Written instruction »
Repeat each entry exactly and drop the pictures.

[Data excerpts]
═══

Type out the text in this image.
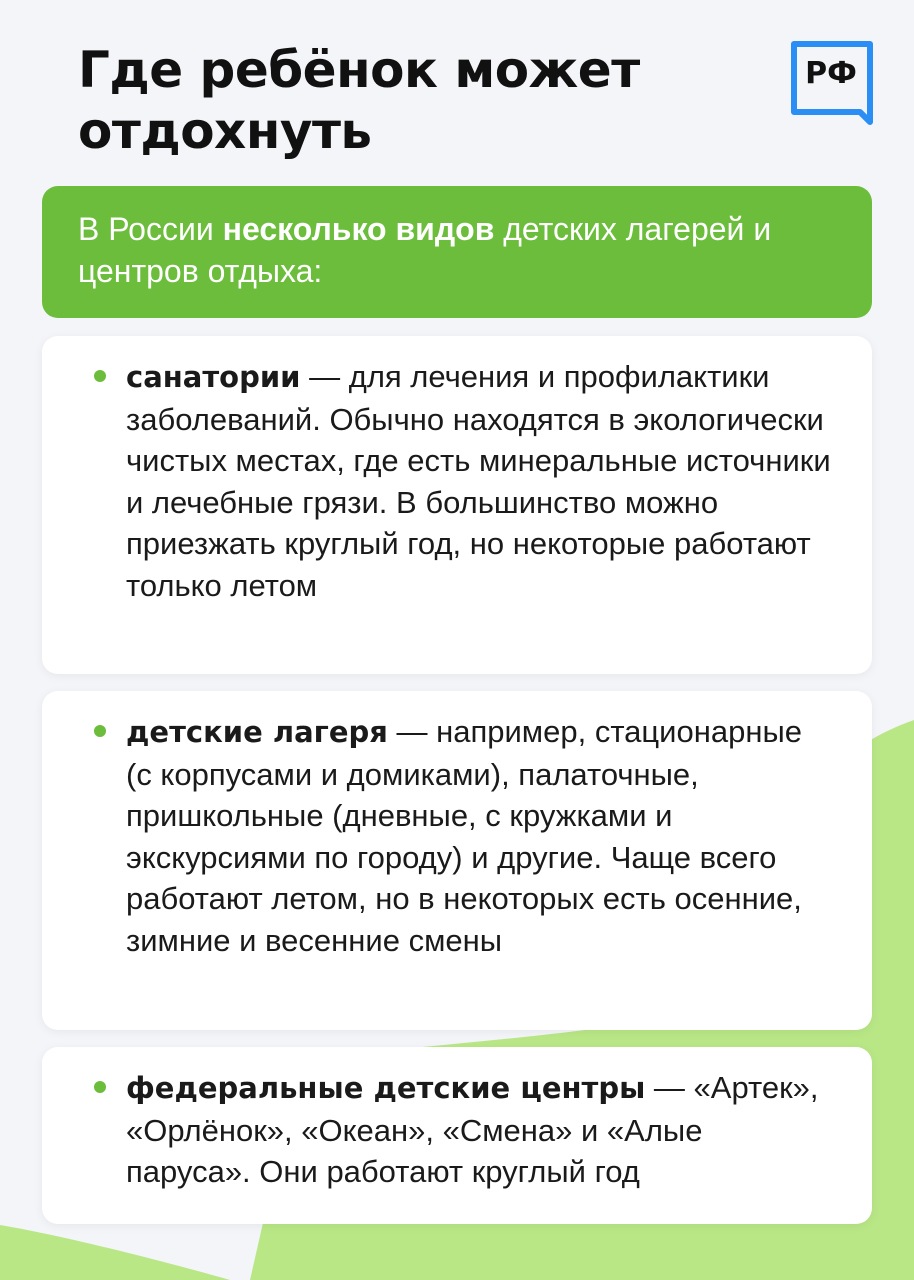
Где ребёнок может отдохнуть
РФ
В России несколько видов детских лагерей и центров отдыха:
санатории — для лечения и профилактики заболеваний. Обычно находятся в экологически чистых местах, где есть минеральные источники и лечебные грязи. В большинство можно приезжать круглый год, но некоторые работают только летом
детские лагеря — например, стационарные (с корпусами и домиками), палаточные, пришкольные (дневные, с кружками и экскурсиями по городу) и другие. Чаще всего работают летом, но в некоторых есть осенние, зимние и весенние смены
федеральные детские центры — «Артек», «Орлёнок», «Океан», «Смена» и «Алые паруса». Они работают круглый год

═══

Response to this exercise »
Type out the text in this image.
Где ребёнок может отдохнуть
РФ
В России несколько видов детских лагерей и центров отдыха:
санатории — для лечения и профилактики заболеваний. Обычно находятся в экологически чистых местах, где есть минеральные источники и лечебные грязи. В большинство можно приезжать круглый год, но некоторые работают только летом
детские лагеря — например, стационарные (с корпусами и домиками), палаточные, пришкольные (дневные, с кружками и экскурсиями по городу) и другие. Чаще всего работают летом, но в некоторых есть осенние, зимние и весенние смены
федеральные детские центры — «Артек», «Орлёнок», «Океан», «Смена» и «Алые паруса». Они работают круглый год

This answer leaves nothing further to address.